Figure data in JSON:
=-=-=-=-=
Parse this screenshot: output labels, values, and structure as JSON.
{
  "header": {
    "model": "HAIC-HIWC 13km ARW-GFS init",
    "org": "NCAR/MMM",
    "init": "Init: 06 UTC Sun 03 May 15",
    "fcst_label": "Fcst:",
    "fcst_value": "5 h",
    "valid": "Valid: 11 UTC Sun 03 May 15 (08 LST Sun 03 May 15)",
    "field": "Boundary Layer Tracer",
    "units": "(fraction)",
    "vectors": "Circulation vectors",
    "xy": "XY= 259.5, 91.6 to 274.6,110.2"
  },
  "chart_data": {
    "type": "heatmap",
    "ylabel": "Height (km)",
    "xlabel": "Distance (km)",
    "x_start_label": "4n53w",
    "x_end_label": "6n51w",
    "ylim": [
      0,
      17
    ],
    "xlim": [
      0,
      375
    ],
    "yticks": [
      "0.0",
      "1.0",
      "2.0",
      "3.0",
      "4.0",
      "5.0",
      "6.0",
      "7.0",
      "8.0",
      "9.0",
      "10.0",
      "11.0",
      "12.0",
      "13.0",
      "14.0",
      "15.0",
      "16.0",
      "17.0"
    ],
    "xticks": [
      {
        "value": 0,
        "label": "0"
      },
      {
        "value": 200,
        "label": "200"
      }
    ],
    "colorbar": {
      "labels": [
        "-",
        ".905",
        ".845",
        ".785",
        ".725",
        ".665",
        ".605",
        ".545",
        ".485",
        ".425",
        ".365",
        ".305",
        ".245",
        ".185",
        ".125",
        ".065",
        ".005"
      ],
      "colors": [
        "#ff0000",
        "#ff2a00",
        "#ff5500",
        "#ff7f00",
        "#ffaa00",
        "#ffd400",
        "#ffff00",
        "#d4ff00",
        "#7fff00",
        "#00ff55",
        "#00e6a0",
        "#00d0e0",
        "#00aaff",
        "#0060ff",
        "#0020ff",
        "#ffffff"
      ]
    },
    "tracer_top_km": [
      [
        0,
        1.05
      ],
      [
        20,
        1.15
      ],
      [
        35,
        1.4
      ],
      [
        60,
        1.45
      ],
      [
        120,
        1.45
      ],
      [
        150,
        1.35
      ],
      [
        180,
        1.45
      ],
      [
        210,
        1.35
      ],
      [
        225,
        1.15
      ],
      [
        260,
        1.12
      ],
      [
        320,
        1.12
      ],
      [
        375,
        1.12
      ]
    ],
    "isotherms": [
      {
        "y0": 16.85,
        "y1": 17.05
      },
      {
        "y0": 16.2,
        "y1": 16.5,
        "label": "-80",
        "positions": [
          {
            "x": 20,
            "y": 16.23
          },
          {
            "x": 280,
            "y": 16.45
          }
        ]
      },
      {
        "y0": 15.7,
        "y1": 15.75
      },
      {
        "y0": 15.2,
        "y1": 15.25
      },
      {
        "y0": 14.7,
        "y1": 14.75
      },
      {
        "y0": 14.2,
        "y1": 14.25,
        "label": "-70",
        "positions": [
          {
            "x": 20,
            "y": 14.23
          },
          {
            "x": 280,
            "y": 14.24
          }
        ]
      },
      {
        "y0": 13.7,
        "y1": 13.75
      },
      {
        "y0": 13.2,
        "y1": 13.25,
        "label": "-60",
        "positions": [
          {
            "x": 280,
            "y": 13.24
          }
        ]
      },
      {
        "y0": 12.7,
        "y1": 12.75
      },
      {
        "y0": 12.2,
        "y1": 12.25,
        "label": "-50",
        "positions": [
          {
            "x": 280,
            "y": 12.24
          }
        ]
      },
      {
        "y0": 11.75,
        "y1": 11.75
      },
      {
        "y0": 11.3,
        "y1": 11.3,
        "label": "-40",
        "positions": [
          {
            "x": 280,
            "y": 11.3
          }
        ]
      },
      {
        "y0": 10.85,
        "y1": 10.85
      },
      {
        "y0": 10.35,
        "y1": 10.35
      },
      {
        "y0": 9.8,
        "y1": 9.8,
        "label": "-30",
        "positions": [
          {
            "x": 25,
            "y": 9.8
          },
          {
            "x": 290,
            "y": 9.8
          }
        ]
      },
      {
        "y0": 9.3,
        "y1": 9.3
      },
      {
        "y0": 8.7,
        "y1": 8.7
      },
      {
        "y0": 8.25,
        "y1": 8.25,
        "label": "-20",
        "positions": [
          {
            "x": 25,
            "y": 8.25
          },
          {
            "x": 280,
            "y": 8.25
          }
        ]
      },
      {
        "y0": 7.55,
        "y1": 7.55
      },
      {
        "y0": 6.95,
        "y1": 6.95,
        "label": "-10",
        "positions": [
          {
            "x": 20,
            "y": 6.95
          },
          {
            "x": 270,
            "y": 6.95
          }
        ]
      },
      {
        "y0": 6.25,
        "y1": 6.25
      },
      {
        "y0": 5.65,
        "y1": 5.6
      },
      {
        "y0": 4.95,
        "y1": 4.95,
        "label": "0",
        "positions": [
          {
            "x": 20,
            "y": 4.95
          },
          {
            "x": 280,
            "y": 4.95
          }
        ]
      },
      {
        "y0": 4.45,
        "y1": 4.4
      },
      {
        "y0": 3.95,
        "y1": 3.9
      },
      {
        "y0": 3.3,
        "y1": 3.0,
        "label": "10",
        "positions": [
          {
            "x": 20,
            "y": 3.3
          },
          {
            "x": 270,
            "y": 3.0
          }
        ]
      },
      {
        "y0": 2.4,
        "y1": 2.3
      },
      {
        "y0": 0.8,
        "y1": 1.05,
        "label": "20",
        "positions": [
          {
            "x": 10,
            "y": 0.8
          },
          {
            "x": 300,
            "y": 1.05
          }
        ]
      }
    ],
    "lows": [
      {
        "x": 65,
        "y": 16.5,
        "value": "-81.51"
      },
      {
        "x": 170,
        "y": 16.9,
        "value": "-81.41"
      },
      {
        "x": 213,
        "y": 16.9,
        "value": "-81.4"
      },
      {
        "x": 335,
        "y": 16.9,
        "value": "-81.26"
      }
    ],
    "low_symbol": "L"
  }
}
=-=-=-=-=
— Set exercise —
Determine how many lines in the data above contain the string "init". Give nothing except the number.

— Expected output —
2